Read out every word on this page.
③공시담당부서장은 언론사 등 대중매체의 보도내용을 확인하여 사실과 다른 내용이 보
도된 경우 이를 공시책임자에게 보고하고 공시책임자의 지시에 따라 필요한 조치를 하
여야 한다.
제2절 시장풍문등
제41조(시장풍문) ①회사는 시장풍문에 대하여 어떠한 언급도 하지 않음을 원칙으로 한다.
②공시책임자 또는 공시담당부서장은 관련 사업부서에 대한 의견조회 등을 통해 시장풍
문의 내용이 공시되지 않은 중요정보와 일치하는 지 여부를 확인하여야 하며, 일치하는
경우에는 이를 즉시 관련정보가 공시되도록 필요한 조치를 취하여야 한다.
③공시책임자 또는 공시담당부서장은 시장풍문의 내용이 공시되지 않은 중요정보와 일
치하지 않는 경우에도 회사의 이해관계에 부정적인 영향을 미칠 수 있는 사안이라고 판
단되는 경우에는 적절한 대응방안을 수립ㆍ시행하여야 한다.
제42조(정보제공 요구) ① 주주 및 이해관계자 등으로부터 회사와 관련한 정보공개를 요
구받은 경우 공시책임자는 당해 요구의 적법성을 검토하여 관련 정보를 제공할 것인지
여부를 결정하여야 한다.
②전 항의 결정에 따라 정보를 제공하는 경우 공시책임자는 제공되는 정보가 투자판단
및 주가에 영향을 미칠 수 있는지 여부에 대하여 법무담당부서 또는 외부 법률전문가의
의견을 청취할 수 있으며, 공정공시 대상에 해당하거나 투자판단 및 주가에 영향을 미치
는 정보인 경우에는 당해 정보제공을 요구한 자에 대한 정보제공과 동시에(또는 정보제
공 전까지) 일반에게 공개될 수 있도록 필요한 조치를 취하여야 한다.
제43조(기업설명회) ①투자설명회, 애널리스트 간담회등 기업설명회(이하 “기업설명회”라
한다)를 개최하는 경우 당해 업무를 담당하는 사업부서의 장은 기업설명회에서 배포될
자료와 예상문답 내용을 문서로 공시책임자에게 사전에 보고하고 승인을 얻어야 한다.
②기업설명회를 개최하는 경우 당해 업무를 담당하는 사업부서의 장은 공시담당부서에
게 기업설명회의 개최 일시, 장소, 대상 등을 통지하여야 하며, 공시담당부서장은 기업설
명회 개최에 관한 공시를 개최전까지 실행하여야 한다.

• **What you will do**
Reproduce the records above exactly.

• **Exercise answer**
Read out every word on this page.
③공시담당부서장은 언론사 등 대중매체의 보도내용을 확인하여 사실과 다른 내용이 보
도된 경우 이를 공시책임자에게 보고하고 공시책임자의 지시에 따라 필요한 조치를 하
여야 한다.
제2절 시장풍문등
제41조(시장풍문) ①회사는 시장풍문에 대하여 어떠한 언급도 하지 않음을 원칙으로 한다.
②공시책임자 또는 공시담당부서장은 관련 사업부서에 대한 의견조회 등을 통해 시장풍
문의 내용이 공시되지 않은 중요정보와 일치하는 지 여부를 확인하여야 하며, 일치하는
경우에는 이를 즉시 관련정보가 공시되도록 필요한 조치를 취하여야 한다.
③공시책임자 또는 공시담당부서장은 시장풍문의 내용이 공시되지 않은 중요정보와 일
치하지 않는 경우에도 회사의 이해관계에 부정적인 영향을 미칠 수 있는 사안이라고 판
단되는 경우에는 적절한 대응방안을 수립ㆍ시행하여야 한다.
제42조(정보제공 요구) ① 주주 및 이해관계자 등으로부터 회사와 관련한 정보공개를 요
구받은 경우 공시책임자는 당해 요구의 적법성을 검토하여 관련 정보를 제공할 것인지
여부를 결정하여야 한다.
②전 항의 결정에 따라 정보를 제공하는 경우 공시책임자는 제공되는 정보가 투자판단
및 주가에 영향을 미칠 수 있는지 여부에 대하여 법무담당부서 또는 외부 법률전문가의
의견을 청취할 수 있으며, 공정공시 대상에 해당하거나 투자판단 및 주가에 영향을 미치
는 정보인 경우에는 당해 정보제공을 요구한 자에 대한 정보제공과 동시에(또는 정보제
공 전까지) 일반에게 공개될 수 있도록 필요한 조치를 취하여야 한다.
제43조(기업설명회) ①투자설명회, 애널리스트 간담회등 기업설명회(이하 “기업설명회”라
한다)를 개최하는 경우 당해 업무를 담당하는 사업부서의 장은 기업설명회에서 배포될
자료와 예상문답 내용을 문서로 공시책임자에게 사전에 보고하고 승인을 얻어야 한다.
②기업설명회를 개최하는 경우 당해 업무를 담당하는 사업부서의 장은 공시담당부서에
게 기업설명회의 개최 일시, 장소, 대상 등을 통지하여야 하며, 공시담당부서장은 기업설
명회 개최에 관한 공시를 개최전까지 실행하여야 한다.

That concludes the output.